Task instructions
Repeat every record below exactly as it appears.

★ ★ ★ ★ ★ ★ ★

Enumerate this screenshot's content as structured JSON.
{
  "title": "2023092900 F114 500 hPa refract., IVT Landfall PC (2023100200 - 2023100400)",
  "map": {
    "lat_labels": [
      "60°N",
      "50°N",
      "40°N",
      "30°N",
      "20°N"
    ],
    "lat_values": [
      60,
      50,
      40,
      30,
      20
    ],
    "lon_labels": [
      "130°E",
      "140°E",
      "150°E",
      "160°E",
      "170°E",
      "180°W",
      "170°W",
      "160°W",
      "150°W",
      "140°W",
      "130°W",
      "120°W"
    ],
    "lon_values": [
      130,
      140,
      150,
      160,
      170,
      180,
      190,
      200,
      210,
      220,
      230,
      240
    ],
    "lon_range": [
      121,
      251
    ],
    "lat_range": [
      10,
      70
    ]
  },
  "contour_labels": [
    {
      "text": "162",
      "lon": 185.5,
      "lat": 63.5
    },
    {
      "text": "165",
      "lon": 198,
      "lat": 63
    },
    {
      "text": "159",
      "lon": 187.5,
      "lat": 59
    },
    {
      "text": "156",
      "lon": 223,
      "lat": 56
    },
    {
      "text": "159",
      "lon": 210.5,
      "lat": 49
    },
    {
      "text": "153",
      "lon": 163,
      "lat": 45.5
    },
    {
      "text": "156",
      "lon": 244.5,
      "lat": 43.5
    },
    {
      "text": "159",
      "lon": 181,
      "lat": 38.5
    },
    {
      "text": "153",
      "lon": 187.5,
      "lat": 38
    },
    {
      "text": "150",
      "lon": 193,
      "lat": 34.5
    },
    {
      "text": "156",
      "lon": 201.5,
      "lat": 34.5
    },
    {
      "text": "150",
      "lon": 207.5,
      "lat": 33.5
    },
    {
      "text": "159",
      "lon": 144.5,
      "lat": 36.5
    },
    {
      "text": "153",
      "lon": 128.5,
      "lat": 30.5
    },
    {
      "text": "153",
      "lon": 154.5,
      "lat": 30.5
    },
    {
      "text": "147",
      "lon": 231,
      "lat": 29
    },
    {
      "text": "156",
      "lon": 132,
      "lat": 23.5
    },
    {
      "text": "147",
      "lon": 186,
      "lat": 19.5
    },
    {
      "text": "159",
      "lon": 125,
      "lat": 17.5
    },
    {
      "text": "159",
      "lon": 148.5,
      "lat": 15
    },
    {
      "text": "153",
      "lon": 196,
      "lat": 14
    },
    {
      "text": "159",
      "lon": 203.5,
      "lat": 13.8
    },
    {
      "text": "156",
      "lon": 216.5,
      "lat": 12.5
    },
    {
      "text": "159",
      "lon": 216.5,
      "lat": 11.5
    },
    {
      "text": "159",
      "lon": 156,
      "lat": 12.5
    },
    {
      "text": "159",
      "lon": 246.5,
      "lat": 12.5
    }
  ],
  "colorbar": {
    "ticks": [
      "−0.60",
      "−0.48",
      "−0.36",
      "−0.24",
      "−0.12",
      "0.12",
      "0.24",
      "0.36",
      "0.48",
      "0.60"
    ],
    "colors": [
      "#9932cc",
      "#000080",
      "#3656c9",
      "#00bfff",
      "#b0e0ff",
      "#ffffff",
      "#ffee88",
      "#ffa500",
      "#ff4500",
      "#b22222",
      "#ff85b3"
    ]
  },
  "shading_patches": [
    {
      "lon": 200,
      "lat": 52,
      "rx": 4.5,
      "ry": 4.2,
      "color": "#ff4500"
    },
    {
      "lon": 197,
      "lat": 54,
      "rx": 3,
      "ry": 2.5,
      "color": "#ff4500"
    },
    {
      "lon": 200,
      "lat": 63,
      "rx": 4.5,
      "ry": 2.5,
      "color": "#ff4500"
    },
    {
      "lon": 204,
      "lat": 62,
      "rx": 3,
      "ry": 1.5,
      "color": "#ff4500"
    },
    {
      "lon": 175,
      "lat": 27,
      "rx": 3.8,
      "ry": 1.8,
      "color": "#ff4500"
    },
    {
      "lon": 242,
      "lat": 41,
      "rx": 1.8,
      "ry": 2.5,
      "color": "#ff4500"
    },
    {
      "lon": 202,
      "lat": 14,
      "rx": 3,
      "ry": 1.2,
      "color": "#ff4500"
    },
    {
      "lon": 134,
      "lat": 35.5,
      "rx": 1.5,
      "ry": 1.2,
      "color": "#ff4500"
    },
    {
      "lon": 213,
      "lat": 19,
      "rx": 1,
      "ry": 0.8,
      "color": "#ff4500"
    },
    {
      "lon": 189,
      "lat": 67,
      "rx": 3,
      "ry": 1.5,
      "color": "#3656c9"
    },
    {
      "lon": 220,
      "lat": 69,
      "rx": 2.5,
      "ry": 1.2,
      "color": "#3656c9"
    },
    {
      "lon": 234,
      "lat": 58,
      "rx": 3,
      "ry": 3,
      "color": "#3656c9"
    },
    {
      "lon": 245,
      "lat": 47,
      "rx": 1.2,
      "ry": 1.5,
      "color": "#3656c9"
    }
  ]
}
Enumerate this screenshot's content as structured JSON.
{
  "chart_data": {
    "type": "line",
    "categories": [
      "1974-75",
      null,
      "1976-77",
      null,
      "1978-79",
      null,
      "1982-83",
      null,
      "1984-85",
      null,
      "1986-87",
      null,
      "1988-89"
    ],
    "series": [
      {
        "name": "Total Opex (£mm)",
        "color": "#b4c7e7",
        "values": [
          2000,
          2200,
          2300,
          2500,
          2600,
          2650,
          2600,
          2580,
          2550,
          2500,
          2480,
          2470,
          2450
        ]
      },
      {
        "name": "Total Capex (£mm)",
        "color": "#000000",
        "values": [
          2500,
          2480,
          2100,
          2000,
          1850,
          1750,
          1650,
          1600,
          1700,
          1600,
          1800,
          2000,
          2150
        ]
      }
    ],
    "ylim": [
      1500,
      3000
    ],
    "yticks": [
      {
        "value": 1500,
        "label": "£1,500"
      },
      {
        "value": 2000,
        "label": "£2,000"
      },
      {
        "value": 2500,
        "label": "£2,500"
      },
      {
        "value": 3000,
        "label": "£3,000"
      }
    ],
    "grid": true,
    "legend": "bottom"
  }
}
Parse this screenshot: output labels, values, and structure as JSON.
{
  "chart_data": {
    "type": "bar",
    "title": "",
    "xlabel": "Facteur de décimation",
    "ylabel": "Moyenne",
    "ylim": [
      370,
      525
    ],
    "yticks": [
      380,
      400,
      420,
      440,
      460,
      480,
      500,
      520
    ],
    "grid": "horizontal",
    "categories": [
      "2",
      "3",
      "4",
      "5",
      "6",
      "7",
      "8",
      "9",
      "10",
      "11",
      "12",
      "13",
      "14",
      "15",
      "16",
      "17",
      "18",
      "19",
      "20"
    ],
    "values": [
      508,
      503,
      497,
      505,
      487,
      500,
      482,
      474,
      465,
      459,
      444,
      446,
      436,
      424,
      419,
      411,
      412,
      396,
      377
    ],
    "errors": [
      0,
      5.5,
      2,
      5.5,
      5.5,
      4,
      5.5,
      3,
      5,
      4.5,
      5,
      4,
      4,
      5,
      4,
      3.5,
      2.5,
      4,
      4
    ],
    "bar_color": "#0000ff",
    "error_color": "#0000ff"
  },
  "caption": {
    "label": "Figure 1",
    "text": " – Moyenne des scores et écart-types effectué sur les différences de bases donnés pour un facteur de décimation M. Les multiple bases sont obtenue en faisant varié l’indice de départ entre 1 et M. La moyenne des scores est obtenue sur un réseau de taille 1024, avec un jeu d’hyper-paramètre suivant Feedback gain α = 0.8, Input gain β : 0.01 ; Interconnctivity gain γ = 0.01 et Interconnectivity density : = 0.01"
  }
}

★ ★ ★ ★ ★ ★ ★

The reply
Enumerate this screenshot's content as structured JSON.
{
  "title": "2023092900 F114 500 hPa refract., IVT Landfall PC (2023100200 - 2023100400)",
  "map": {
    "lat_labels": [
      "60°N",
      "50°N",
      "40°N",
      "30°N",
      "20°N"
    ],
    "lat_values": [
      60,
      50,
      40,
      30,
      20
    ],
    "lon_labels": [
      "130°E",
      "140°E",
      "150°E",
      "160°E",
      "170°E",
      "180°W",
      "170°W",
      "160°W",
      "150°W",
      "140°W",
      "130°W",
      "120°W"
    ],
    "lon_values": [
      130,
      140,
      150,
      160,
      170,
      180,
      190,
      200,
      210,
      220,
      230,
      240
    ],
    "lon_range": [
      121,
      251
    ],
    "lat_range": [
      10,
      70
    ]
  },
  "contour_labels": [
    {
      "text": "162",
      "lon": 185.5,
      "lat": 63.5
    },
    {
      "text": "165",
      "lon": 198,
      "lat": 63
    },
    {
      "text": "159",
      "lon": 187.5,
      "lat": 59
    },
    {
      "text": "156",
      "lon": 223,
      "lat": 56
    },
    {
      "text": "159",
      "lon": 210.5,
      "lat": 49
    },
    {
      "text": "153",
      "lon": 163,
      "lat": 45.5
    },
    {
      "text": "156",
      "lon": 244.5,
      "lat": 43.5
    },
    {
      "text": "159",
      "lon": 181,
      "lat": 38.5
    },
    {
      "text": "153",
      "lon": 187.5,
      "lat": 38
    },
    {
      "text": "150",
      "lon": 193,
      "lat": 34.5
    },
    {
      "text": "156",
      "lon": 201.5,
      "lat": 34.5
    },
    {
      "text": "150",
      "lon": 207.5,
      "lat": 33.5
    },
    {
      "text": "159",
      "lon": 144.5,
      "lat": 36.5
    },
    {
      "text": "153",
      "lon": 128.5,
      "lat": 30.5
    },
    {
      "text": "153",
      "lon": 154.5,
      "lat": 30.5
    },
    {
      "text": "147",
      "lon": 231,
      "lat": 29
    },
    {
      "text": "156",
      "lon": 132,
      "lat": 23.5
    },
    {
      "text": "147",
      "lon": 186,
      "lat": 19.5
    },
    {
      "text": "159",
      "lon": 125,
      "lat": 17.5
    },
    {
      "text": "159",
      "lon": 148.5,
      "lat": 15
    },
    {
      "text": "153",
      "lon": 196,
      "lat": 14
    },
    {
      "text": "159",
      "lon": 203.5,
      "lat": 13.8
    },
    {
      "text": "156",
      "lon": 216.5,
      "lat": 12.5
    },
    {
      "text": "159",
      "lon": 216.5,
      "lat": 11.5
    },
    {
      "text": "159",
      "lon": 156,
      "lat": 12.5
    },
    {
      "text": "159",
      "lon": 246.5,
      "lat": 12.5
    }
  ],
  "colorbar": {
    "ticks": [
      "−0.60",
      "−0.48",
      "−0.36",
      "−0.24",
      "−0.12",
      "0.12",
      "0.24",
      "0.36",
      "0.48",
      "0.60"
    ],
    "colors": [
      "#9932cc",
      "#000080",
      "#3656c9",
      "#00bfff",
      "#b0e0ff",
      "#ffffff",
      "#ffee88",
      "#ffa500",
      "#ff4500",
      "#b22222",
      "#ff85b3"
    ]
  },
  "shading_patches": [
    {
      "lon": 200,
      "lat": 52,
      "rx": 4.5,
      "ry": 4.2,
      "color": "#ff4500"
    },
    {
      "lon": 197,
      "lat": 54,
      "rx": 3,
      "ry": 2.5,
      "color": "#ff4500"
    },
    {
      "lon": 200,
      "lat": 63,
      "rx": 4.5,
      "ry": 2.5,
      "color": "#ff4500"
    },
    {
      "lon": 204,
      "lat": 62,
      "rx": 3,
      "ry": 1.5,
      "color": "#ff4500"
    },
    {
      "lon": 175,
      "lat": 27,
      "rx": 3.8,
      "ry": 1.8,
      "color": "#ff4500"
    },
    {
      "lon": 242,
      "lat": 41,
      "rx": 1.8,
      "ry": 2.5,
      "color": "#ff4500"
    },
    {
      "lon": 202,
      "lat": 14,
      "rx": 3,
      "ry": 1.2,
      "color": "#ff4500"
    },
    {
      "lon": 134,
      "lat": 35.5,
      "rx": 1.5,
      "ry": 1.2,
      "color": "#ff4500"
    },
    {
      "lon": 213,
      "lat": 19,
      "rx": 1,
      "ry": 0.8,
      "color": "#ff4500"
    },
    {
      "lon": 189,
      "lat": 67,
      "rx": 3,
      "ry": 1.5,
      "color": "#3656c9"
    },
    {
      "lon": 220,
      "lat": 69,
      "rx": 2.5,
      "ry": 1.2,
      "color": "#3656c9"
    },
    {
      "lon": 234,
      "lat": 58,
      "rx": 3,
      "ry": 3,
      "color": "#3656c9"
    },
    {
      "lon": 245,
      "lat": 47,
      "rx": 1.2,
      "ry": 1.5,
      "color": "#3656c9"
    }
  ]
}
Enumerate this screenshot's content as structured JSON.
{
  "chart_data": {
    "type": "line",
    "categories": [
      "1974-75",
      null,
      "1976-77",
      null,
      "1978-79",
      null,
      "1982-83",
      null,
      "1984-85",
      null,
      "1986-87",
      null,
      "1988-89"
    ],
    "series": [
      {
        "name": "Total Opex (£mm)",
        "color": "#b4c7e7",
        "values": [
          2000,
          2200,
          2300,
          2500,
          2600,
          2650,
          2600,
          2580,
          2550,
          2500,
          2480,
          2470,
          2450
        ]
      },
      {
        "name": "Total Capex (£mm)",
        "color": "#000000",
        "values": [
          2500,
          2480,
          2100,
          2000,
          1850,
          1750,
          1650,
          1600,
          1700,
          1600,
          1800,
          2000,
          2150
        ]
      }
    ],
    "ylim": [
      1500,
      3000
    ],
    "yticks": [
      {
        "value": 1500,
        "label": "£1,500"
      },
      {
        "value": 2000,
        "label": "£2,000"
      },
      {
        "value": 2500,
        "label": "£2,500"
      },
      {
        "value": 3000,
        "label": "£3,000"
      }
    ],
    "grid": true,
    "legend": "bottom"
  }
}
Parse this screenshot: output labels, values, and structure as JSON.
{
  "chart_data": {
    "type": "bar",
    "title": "",
    "xlabel": "Facteur de décimation",
    "ylabel": "Moyenne",
    "ylim": [
      370,
      525
    ],
    "yticks": [
      380,
      400,
      420,
      440,
      460,
      480,
      500,
      520
    ],
    "grid": "horizontal",
    "categories": [
      "2",
      "3",
      "4",
      "5",
      "6",
      "7",
      "8",
      "9",
      "10",
      "11",
      "12",
      "13",
      "14",
      "15",
      "16",
      "17",
      "18",
      "19",
      "20"
    ],
    "values": [
      508,
      503,
      497,
      505,
      487,
      500,
      482,
      474,
      465,
      459,
      444,
      446,
      436,
      424,
      419,
      411,
      412,
      396,
      377
    ],
    "errors": [
      0,
      5.5,
      2,
      5.5,
      5.5,
      4,
      5.5,
      3,
      5,
      4.5,
      5,
      4,
      4,
      5,
      4,
      3.5,
      2.5,
      4,
      4
    ],
    "bar_color": "#0000ff",
    "error_color": "#0000ff"
  },
  "caption": {
    "label": "Figure 1",
    "text": " – Moyenne des scores et écart-types effectué sur les différences de bases donnés pour un facteur de décimation M. Les multiple bases sont obtenue en faisant varié l’indice de départ entre 1 et M. La moyenne des scores est obtenue sur un réseau de taille 1024, avec un jeu d’hyper-paramètre suivant Feedback gain α = 0.8, Input gain β : 0.01 ; Interconnctivity gain γ = 0.01 et Interconnectivity density : = 0.01"
  }
}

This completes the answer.